- _Data records_:

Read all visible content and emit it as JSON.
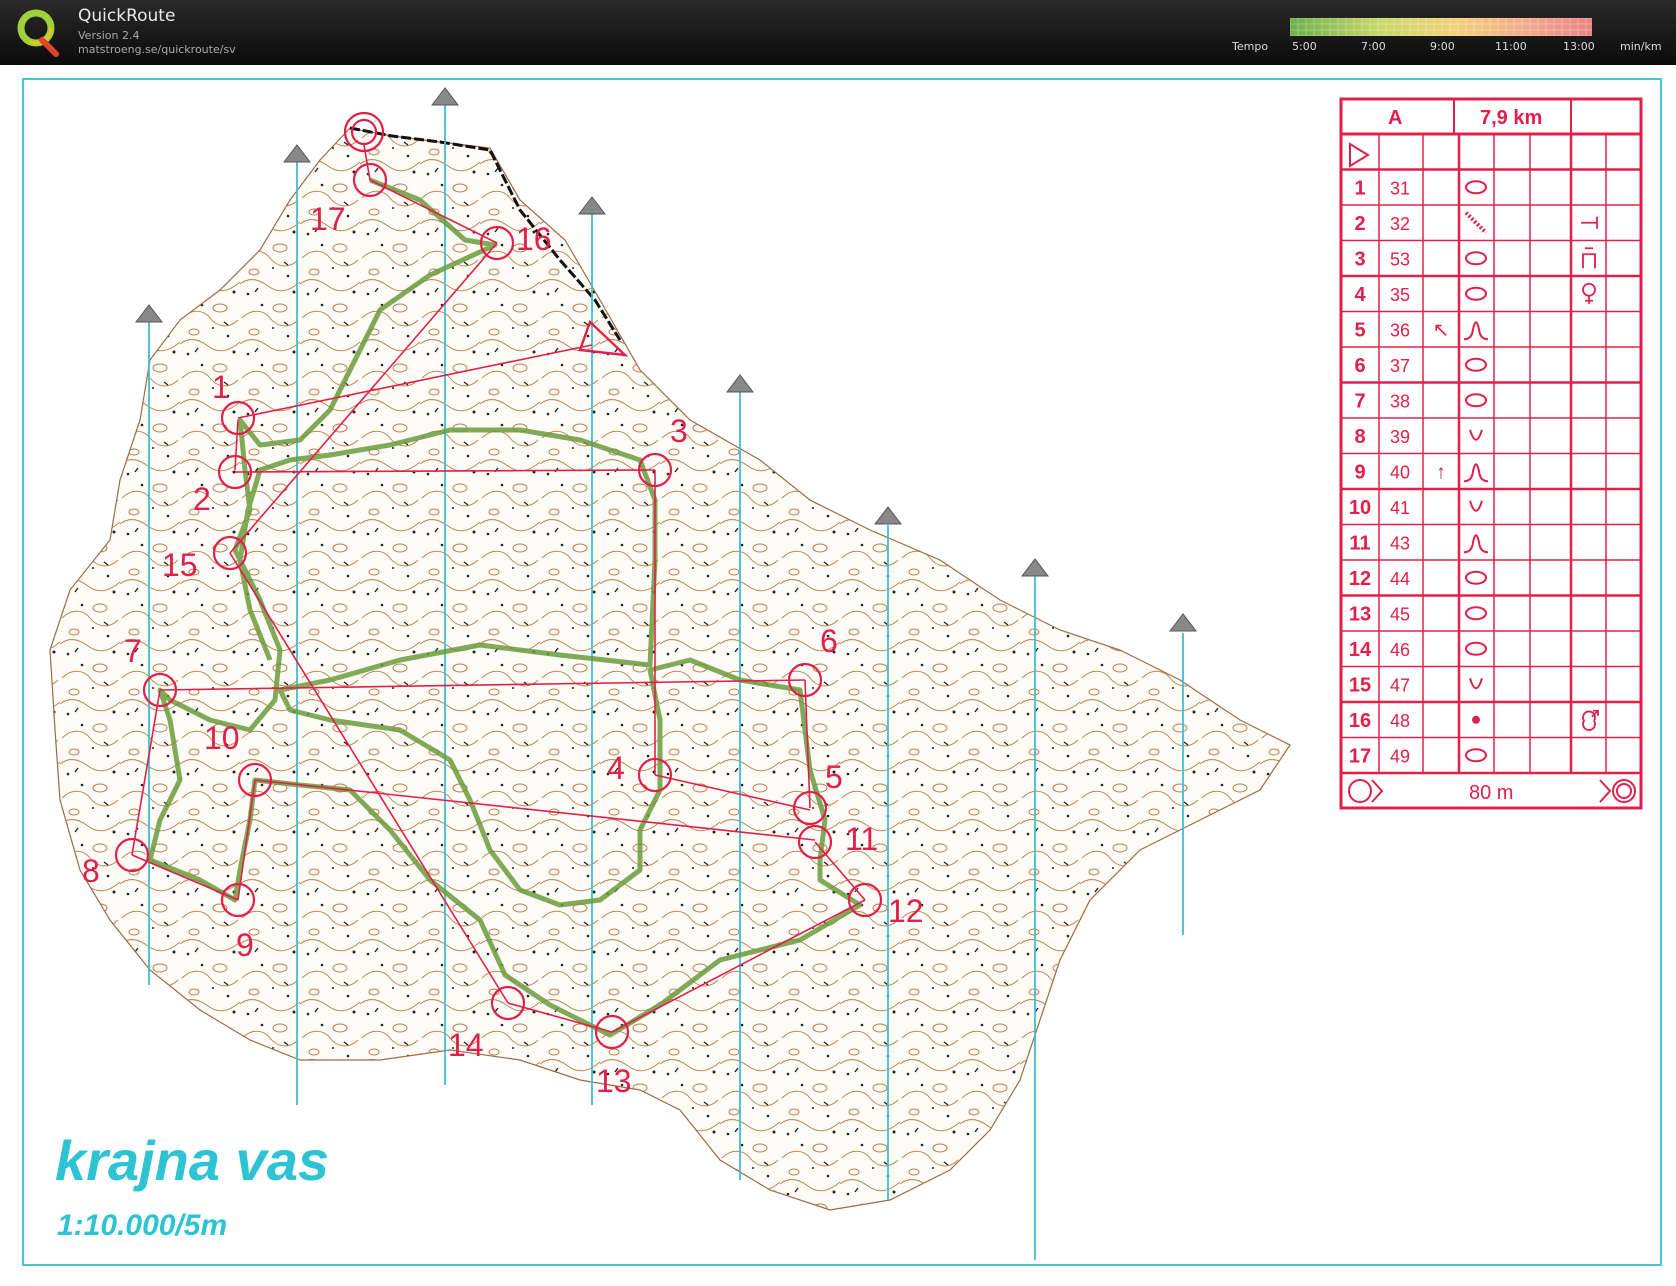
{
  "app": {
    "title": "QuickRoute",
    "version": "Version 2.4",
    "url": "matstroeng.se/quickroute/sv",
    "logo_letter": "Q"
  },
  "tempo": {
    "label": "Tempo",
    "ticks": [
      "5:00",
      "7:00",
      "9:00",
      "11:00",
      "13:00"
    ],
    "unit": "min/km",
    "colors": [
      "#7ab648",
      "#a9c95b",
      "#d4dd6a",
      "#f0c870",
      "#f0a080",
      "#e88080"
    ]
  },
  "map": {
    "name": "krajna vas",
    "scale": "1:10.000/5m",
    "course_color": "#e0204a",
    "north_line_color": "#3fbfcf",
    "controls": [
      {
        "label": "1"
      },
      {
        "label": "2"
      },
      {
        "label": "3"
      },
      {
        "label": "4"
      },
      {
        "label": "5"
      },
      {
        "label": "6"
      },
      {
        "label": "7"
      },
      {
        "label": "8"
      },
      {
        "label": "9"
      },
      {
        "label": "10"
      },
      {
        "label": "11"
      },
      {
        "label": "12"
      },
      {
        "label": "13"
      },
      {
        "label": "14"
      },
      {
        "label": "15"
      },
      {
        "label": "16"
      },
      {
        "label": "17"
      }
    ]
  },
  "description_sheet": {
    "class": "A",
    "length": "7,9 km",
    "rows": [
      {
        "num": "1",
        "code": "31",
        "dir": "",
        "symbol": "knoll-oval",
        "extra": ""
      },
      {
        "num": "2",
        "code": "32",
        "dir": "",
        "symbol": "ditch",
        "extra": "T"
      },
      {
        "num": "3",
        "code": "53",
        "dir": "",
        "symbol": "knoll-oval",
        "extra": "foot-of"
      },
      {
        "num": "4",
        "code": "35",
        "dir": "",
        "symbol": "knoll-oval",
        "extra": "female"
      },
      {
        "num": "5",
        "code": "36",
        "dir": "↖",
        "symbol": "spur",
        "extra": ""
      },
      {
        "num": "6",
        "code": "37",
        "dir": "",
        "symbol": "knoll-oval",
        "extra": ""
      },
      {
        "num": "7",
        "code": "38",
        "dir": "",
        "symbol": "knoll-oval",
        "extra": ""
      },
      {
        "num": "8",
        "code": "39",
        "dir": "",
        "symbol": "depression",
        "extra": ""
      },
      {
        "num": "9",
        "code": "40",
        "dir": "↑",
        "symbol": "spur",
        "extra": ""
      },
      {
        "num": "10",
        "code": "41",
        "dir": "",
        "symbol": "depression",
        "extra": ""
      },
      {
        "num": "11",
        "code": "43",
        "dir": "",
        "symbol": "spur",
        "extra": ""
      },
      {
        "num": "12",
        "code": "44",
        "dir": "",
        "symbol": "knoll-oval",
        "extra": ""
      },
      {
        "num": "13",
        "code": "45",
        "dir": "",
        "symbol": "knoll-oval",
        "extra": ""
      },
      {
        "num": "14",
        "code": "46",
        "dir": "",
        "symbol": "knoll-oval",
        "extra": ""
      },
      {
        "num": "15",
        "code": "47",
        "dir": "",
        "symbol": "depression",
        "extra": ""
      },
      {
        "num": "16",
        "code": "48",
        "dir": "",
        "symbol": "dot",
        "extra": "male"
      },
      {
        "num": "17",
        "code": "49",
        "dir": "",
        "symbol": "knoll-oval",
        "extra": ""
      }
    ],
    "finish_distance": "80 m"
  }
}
--
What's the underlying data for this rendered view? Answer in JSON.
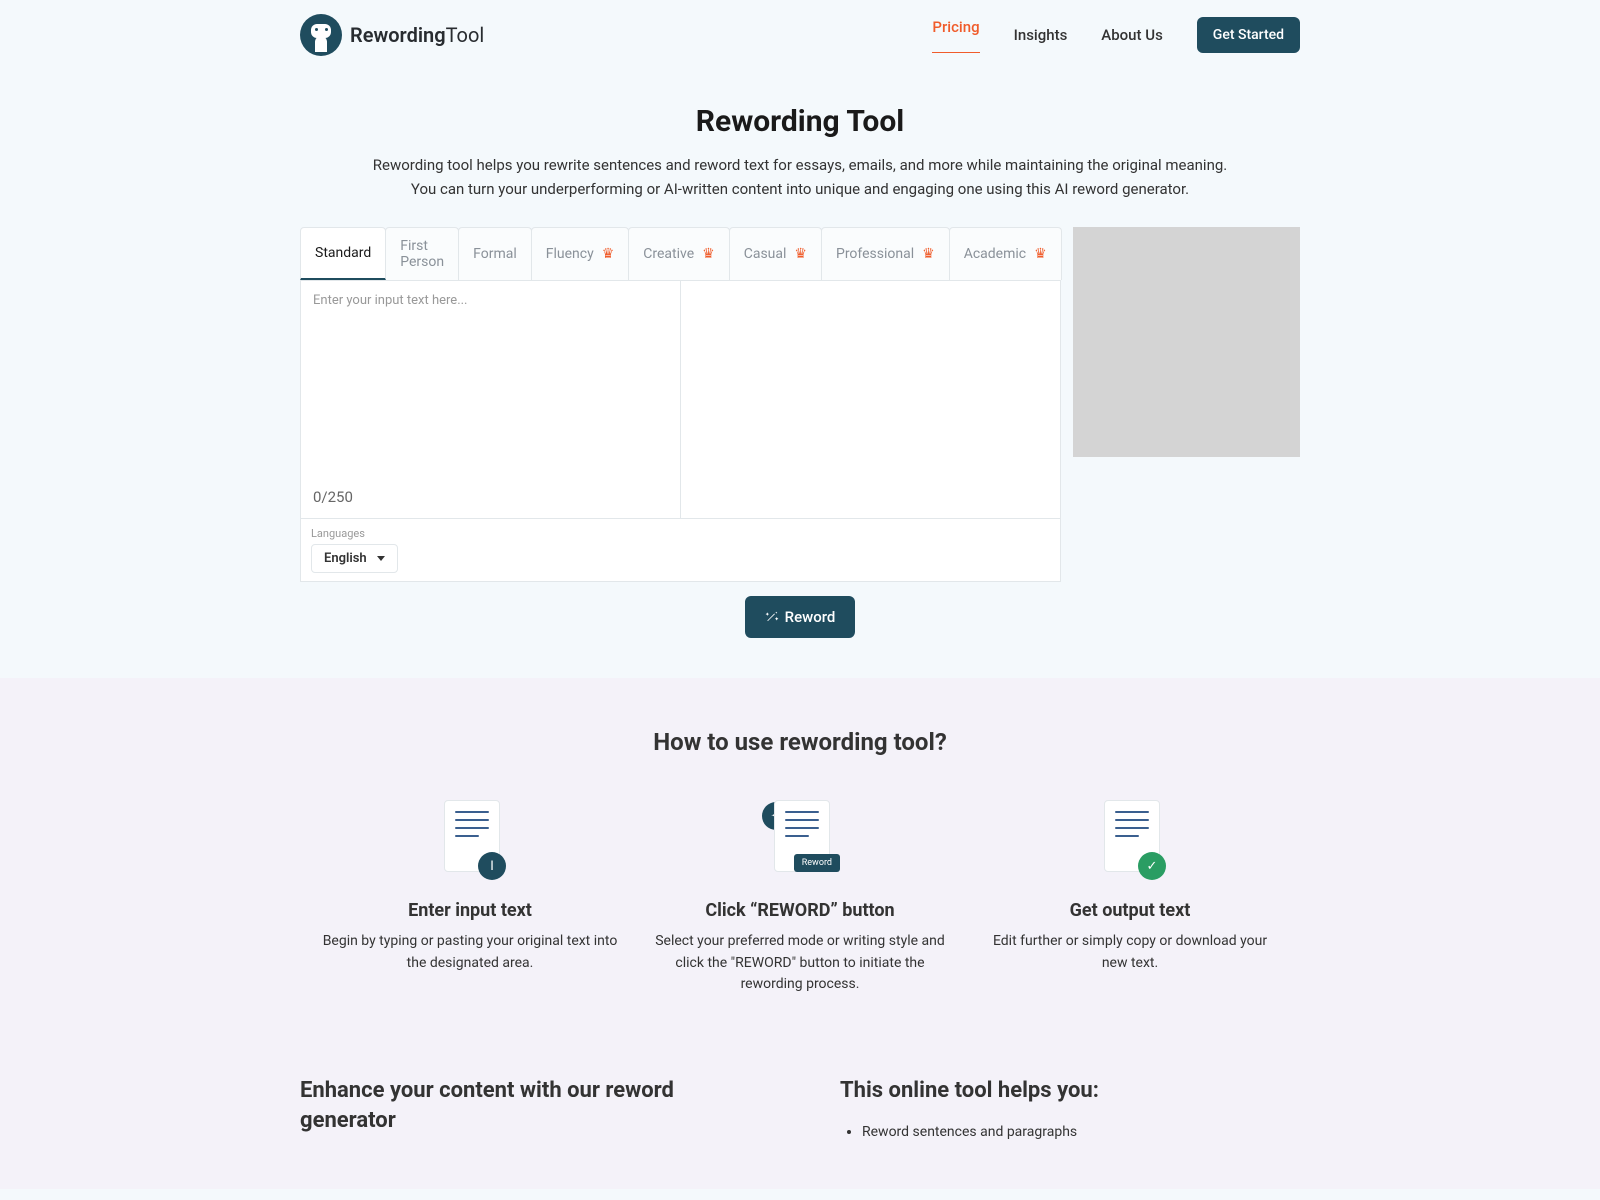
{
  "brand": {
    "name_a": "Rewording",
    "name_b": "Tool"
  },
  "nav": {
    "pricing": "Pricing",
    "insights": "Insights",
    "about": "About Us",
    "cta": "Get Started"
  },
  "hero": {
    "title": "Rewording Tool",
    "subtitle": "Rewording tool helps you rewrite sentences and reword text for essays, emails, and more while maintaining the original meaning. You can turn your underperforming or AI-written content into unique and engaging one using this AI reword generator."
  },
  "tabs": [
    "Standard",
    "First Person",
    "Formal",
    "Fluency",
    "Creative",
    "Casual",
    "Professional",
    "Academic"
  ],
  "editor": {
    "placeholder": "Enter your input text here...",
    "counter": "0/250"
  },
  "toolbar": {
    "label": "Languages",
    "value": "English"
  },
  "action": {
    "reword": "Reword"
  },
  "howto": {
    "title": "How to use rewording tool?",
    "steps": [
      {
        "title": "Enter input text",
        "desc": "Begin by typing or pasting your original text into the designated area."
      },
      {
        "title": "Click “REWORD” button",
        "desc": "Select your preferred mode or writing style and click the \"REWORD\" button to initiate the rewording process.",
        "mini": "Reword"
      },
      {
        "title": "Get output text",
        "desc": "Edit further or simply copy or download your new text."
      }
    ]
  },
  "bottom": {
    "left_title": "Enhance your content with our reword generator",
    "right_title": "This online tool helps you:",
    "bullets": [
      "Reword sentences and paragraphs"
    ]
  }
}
==
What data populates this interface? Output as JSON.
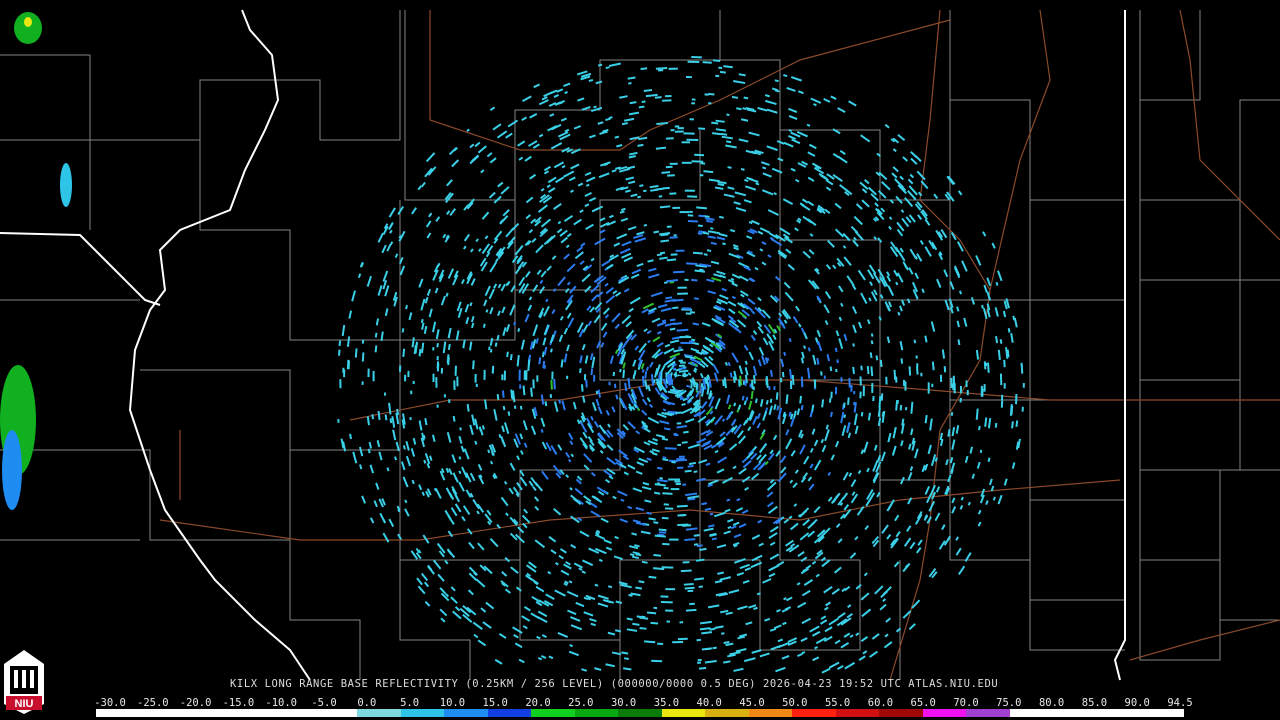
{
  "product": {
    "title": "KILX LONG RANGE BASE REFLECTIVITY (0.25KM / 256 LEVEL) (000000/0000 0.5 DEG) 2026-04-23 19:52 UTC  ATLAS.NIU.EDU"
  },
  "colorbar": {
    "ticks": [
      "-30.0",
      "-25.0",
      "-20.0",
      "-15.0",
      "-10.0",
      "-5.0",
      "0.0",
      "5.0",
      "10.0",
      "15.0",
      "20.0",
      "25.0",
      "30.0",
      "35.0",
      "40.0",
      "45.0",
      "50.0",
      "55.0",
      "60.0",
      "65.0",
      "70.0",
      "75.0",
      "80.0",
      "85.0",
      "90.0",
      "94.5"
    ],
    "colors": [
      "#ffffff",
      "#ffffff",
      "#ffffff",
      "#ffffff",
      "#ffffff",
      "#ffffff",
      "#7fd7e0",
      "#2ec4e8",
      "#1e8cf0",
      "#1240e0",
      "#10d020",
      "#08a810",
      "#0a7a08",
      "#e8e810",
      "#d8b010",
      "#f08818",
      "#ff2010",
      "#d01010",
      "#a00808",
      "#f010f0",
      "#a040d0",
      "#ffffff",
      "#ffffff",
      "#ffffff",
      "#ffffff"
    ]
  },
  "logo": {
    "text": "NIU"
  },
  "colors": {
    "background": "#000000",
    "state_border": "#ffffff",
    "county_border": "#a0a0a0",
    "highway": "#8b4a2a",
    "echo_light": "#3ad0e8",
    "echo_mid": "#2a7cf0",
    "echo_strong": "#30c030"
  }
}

- _PROMPT_: Copy all lines from the entries that contain the word "original".

- _THE SOLUTION_:
    "subtitle": "Rewording tool helps you rewrite sentences and reword text for essays, emails, and more while maintaining the original meaning. You can turn your underperforming or AI-written content into unique and engaging one using this AI reword generator."
        "desc": "Begin by typing or pasting your original text into the designated area."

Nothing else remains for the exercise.